╭─ DATA SUPPLIED

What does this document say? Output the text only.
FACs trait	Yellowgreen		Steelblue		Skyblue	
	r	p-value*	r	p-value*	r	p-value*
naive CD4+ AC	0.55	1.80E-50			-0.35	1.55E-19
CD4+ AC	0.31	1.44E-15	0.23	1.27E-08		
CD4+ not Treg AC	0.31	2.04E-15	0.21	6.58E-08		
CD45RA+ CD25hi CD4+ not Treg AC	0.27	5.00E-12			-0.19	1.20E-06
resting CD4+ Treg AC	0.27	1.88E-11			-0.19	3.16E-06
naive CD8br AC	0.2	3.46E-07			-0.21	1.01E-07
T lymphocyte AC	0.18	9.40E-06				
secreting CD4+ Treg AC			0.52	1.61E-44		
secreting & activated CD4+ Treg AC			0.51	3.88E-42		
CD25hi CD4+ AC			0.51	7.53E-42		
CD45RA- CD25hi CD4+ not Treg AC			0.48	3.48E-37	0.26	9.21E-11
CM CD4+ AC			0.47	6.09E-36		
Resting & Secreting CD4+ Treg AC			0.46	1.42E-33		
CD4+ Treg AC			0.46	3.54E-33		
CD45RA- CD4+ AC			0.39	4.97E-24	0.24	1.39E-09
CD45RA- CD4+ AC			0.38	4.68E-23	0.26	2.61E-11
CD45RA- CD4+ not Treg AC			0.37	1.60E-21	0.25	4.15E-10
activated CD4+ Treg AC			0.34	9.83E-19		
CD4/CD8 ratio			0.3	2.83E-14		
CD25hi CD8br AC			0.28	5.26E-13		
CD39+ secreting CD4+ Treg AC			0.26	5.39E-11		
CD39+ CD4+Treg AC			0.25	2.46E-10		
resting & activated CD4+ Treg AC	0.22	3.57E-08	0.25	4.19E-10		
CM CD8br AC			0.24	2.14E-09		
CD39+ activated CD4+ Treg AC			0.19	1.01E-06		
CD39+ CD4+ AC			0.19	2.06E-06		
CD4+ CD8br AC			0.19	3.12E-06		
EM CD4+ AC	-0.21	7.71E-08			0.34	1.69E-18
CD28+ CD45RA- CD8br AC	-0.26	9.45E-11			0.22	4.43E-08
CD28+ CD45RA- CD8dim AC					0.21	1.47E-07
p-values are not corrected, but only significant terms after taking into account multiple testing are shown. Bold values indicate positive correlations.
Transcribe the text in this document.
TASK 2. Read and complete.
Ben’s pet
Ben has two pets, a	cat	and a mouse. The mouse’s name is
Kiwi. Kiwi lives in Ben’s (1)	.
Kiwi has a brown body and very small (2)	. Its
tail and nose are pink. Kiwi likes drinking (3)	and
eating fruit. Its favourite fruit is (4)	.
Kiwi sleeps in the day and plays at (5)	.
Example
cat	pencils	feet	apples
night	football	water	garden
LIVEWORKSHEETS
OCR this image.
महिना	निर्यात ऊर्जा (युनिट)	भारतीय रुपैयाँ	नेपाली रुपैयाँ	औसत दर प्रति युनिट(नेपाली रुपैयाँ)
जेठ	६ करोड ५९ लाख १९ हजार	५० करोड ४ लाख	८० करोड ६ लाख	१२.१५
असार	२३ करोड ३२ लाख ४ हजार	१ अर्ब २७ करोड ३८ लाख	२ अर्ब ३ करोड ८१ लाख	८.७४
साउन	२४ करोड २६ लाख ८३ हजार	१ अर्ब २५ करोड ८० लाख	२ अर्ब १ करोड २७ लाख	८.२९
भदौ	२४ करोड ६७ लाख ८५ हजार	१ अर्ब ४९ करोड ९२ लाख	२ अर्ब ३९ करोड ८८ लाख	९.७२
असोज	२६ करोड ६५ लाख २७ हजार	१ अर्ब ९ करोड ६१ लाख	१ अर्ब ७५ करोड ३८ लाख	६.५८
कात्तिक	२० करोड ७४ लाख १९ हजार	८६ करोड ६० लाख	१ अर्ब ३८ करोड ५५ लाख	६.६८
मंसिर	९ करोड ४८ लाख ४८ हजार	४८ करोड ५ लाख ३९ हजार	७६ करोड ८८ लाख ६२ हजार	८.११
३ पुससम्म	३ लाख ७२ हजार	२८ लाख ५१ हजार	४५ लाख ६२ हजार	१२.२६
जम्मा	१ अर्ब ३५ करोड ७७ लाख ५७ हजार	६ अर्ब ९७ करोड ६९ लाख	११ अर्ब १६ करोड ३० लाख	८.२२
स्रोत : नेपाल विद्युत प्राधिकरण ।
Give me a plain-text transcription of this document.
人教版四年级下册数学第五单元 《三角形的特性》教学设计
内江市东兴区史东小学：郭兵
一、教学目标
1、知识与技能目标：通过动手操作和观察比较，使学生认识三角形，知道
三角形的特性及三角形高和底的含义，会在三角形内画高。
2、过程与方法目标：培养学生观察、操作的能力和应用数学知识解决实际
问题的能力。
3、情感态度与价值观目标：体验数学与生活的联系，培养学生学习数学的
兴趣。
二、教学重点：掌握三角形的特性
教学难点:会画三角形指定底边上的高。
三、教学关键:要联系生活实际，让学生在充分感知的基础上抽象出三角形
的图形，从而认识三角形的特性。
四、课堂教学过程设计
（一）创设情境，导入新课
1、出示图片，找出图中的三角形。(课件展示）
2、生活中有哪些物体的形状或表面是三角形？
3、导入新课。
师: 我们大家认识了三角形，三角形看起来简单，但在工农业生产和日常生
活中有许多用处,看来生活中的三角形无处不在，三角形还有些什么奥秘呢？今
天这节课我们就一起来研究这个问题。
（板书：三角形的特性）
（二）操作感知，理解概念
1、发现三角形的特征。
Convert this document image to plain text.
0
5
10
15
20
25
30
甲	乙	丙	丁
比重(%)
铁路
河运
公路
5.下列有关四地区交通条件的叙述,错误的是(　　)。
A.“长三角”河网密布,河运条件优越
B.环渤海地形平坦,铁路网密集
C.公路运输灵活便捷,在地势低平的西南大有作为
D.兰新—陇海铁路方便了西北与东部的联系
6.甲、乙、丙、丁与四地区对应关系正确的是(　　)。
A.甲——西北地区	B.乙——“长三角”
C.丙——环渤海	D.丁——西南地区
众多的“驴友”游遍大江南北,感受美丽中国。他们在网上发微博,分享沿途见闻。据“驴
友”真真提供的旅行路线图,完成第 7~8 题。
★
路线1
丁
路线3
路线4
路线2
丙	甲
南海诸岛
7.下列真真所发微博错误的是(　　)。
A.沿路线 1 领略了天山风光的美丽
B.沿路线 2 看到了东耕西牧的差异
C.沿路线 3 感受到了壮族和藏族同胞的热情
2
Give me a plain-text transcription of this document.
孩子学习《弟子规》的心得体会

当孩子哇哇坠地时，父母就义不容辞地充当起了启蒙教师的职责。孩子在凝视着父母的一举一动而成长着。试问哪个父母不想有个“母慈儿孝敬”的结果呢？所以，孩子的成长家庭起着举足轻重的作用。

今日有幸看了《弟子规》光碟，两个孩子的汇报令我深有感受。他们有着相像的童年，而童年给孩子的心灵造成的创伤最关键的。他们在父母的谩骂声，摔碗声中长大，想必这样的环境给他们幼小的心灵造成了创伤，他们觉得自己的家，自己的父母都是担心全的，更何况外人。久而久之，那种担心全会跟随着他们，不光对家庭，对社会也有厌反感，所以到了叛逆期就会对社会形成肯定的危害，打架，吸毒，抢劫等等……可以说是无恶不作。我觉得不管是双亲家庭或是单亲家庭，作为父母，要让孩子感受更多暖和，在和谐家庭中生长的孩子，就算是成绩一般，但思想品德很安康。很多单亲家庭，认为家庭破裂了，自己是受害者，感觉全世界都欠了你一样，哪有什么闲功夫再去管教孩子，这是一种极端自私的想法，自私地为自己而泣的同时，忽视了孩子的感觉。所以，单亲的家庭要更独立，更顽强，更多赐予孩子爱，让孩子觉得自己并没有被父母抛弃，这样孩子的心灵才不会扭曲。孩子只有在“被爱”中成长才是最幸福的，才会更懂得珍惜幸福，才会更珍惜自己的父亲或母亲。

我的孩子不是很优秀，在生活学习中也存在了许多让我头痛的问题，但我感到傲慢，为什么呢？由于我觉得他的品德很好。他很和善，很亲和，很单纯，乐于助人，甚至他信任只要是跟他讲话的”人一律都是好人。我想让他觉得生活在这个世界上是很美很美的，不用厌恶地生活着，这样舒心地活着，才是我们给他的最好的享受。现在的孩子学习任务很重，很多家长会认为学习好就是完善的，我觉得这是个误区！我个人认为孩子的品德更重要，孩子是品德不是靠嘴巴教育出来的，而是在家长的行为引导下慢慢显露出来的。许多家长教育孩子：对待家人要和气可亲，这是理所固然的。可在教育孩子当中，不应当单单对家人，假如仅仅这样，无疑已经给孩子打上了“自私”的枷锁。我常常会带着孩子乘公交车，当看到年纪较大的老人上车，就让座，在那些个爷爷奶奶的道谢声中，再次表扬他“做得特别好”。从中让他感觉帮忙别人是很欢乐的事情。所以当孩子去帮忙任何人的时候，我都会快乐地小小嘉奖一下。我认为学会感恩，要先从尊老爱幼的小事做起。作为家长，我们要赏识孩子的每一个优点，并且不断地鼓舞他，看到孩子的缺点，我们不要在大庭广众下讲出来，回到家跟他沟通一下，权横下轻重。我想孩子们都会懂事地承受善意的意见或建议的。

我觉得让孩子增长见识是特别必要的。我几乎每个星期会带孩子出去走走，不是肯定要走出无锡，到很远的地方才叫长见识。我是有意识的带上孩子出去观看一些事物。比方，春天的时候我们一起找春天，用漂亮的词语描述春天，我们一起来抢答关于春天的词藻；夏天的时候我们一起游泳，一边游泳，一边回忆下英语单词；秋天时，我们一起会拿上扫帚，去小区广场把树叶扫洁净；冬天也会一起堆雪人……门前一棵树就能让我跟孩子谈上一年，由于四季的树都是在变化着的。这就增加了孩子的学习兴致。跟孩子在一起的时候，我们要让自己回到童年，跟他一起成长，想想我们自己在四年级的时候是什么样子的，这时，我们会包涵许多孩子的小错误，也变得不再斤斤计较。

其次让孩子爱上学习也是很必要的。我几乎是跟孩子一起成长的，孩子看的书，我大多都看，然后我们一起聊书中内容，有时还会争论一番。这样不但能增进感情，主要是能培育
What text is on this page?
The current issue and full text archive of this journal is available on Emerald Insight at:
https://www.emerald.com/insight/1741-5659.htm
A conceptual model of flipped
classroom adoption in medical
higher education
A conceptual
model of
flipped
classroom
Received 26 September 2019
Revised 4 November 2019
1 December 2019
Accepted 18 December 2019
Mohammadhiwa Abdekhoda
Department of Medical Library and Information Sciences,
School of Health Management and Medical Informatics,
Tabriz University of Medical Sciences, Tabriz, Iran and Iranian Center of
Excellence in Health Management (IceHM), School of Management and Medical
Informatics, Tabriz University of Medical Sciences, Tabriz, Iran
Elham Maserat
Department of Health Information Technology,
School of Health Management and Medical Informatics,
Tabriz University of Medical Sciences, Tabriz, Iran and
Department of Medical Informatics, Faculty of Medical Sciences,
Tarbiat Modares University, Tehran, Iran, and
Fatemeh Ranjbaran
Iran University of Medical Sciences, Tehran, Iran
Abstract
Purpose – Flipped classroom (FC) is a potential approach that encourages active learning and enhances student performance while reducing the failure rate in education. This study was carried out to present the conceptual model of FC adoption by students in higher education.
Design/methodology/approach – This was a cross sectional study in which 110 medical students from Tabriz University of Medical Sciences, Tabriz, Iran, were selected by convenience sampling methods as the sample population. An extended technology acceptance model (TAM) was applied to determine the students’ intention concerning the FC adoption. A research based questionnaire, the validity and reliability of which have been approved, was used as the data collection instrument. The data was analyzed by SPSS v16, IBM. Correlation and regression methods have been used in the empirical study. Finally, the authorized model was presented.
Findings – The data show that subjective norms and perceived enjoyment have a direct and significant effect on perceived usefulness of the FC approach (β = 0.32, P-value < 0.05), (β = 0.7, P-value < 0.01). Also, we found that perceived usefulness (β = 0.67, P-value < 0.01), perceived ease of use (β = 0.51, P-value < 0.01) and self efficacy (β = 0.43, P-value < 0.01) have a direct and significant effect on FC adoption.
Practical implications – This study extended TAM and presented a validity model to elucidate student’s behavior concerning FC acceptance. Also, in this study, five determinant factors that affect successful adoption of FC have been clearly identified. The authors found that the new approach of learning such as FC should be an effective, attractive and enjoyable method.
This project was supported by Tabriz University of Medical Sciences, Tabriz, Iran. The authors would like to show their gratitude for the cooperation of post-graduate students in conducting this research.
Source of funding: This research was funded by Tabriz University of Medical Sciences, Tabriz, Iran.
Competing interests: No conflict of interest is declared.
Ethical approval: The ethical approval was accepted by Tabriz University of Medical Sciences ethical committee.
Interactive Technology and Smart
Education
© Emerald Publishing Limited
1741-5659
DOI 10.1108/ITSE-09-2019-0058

╰─

**YOUR INSTRUCTIONS**
Find the number of lines in which the word "Tehran" occurs, and write nothing but that number.

**WRITTEN REPLY**
2